_STATED TASK_.
Copy everything in the data below exactly except the pictures.

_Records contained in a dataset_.
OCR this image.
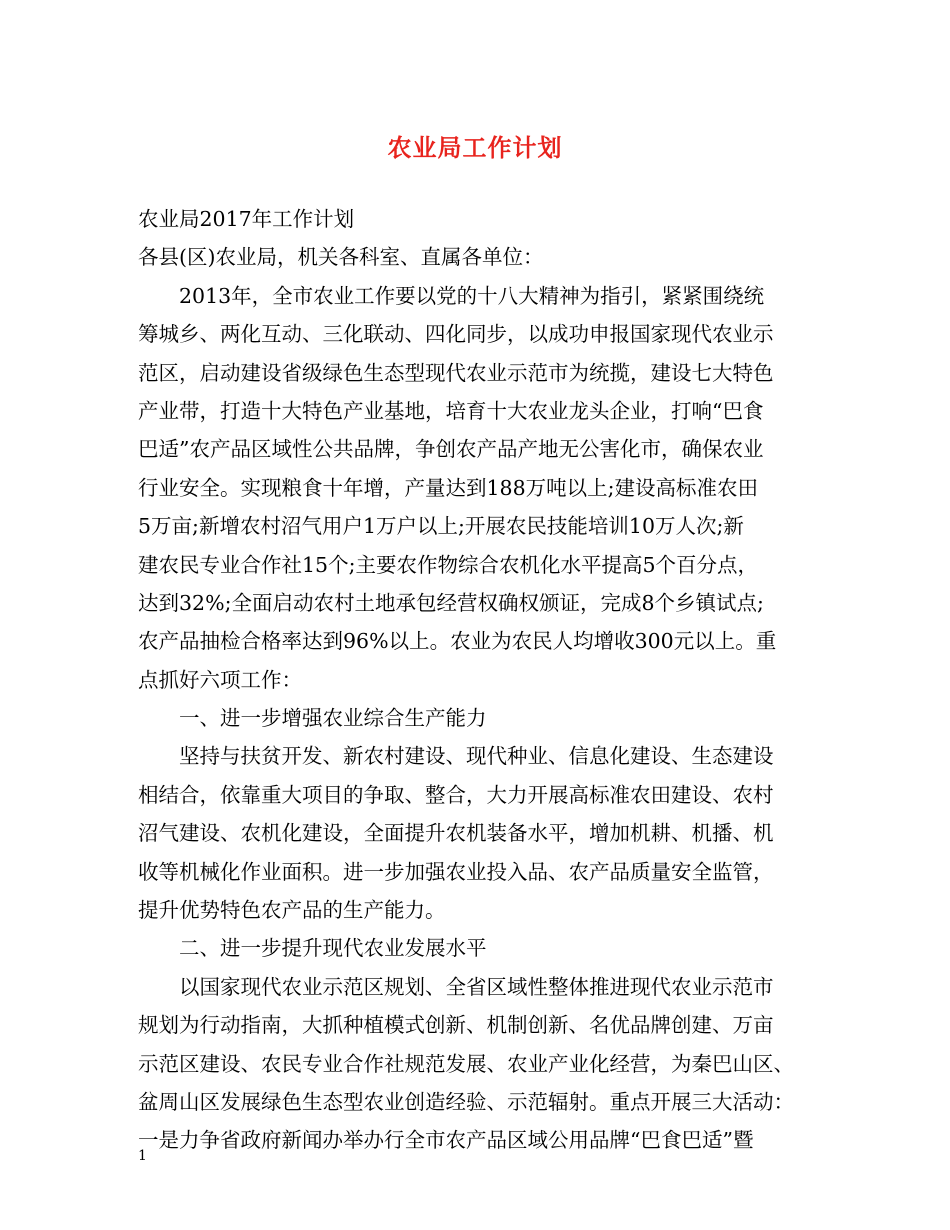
农业局工作计划
农业局2017年工作计划
各县(区)农业局，机关各科室、直属各单位：
　　2013年，全市农业工作要以党的十八大精神为指引，紧紧围绕统
筹城乡、两化互动、三化联动、四化同步，以成功申报国家现代农业示
范区，启动建设省级绿色生态型现代农业示范市为统揽，建设七大特色
产业带，打造十大特色产业基地，培育十大农业龙头企业，打响“巴食
巴适”农产品区域性公共品牌，争创农产品产地无公害化市，确保农业
行业安全。实现粮食十年增，产量达到188万吨以上;建设高标准农田
5万亩;新增农村沼气用户1万户以上;开展农民技能培训10万人次;新
建农民专业合作社15个;主要农作物综合农机化水平提高5个百分点，
达到32%;全面启动农村土地承包经营权确权颁证，完成8个乡镇试点;
农产品抽检合格率达到96%以上。农业为农民人均增收300元以上。重
点抓好六项工作：
　　一、进一步增强农业综合生产能力
　　坚持与扶贫开发、新农村建设、现代种业、信息化建设、生态建设
相结合，依靠重大项目的争取、整合，大力开展高标准农田建设、农村
沼气建设、农机化建设，全面提升农机装备水平，增加机耕、机播、机
收等机械化作业面积。进一步加强农业投入品、农产品质量安全监管，
提升优势特色农产品的生产能力。
　　二、进一步提升现代农业发展水平
　　以国家现代农业示范区规划、全省区域性整体推进现代农业示范市
规划为行动指南，大抓种植模式创新、机制创新、名优品牌创建、万亩
示范区建设、农民专业合作社规范发展、农业产业化经营，为秦巴山区、
盆周山区发展绿色生态型农业创造经验、示范辐射。重点开展三大活动：
一是力争省政府新闻办举办行全市农产品区域公用品牌“巴食巴适”暨
1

_ANSWER TO THIS EXERCISE_.
OCR this image.
农业局工作计划
农业局2017年工作计划
各县(区)农业局，机关各科室、直属各单位：
　　2013年，全市农业工作要以党的十八大精神为指引，紧紧围绕统
筹城乡、两化互动、三化联动、四化同步，以成功申报国家现代农业示
范区，启动建设省级绿色生态型现代农业示范市为统揽，建设七大特色
产业带，打造十大特色产业基地，培育十大农业龙头企业，打响“巴食
巴适”农产品区域性公共品牌，争创农产品产地无公害化市，确保农业
行业安全。实现粮食十年增，产量达到188万吨以上;建设高标准农田
5万亩;新增农村沼气用户1万户以上;开展农民技能培训10万人次;新
建农民专业合作社15个;主要农作物综合农机化水平提高5个百分点，
达到32%;全面启动农村土地承包经营权确权颁证，完成8个乡镇试点;
农产品抽检合格率达到96%以上。农业为农民人均增收300元以上。重
点抓好六项工作：
　　一、进一步增强农业综合生产能力
　　坚持与扶贫开发、新农村建设、现代种业、信息化建设、生态建设
相结合，依靠重大项目的争取、整合，大力开展高标准农田建设、农村
沼气建设、农机化建设，全面提升农机装备水平，增加机耕、机播、机
收等机械化作业面积。进一步加强农业投入品、农产品质量安全监管，
提升优势特色农产品的生产能力。
　　二、进一步提升现代农业发展水平
　　以国家现代农业示范区规划、全省区域性整体推进现代农业示范市
规划为行动指南，大抓种植模式创新、机制创新、名优品牌创建、万亩
示范区建设、农民专业合作社规范发展、农业产业化经营，为秦巴山区、
盆周山区发展绿色生态型农业创造经验、示范辐射。重点开展三大活动：
一是力争省政府新闻办举办行全市农产品区域公用品牌“巴食巴适”暨
1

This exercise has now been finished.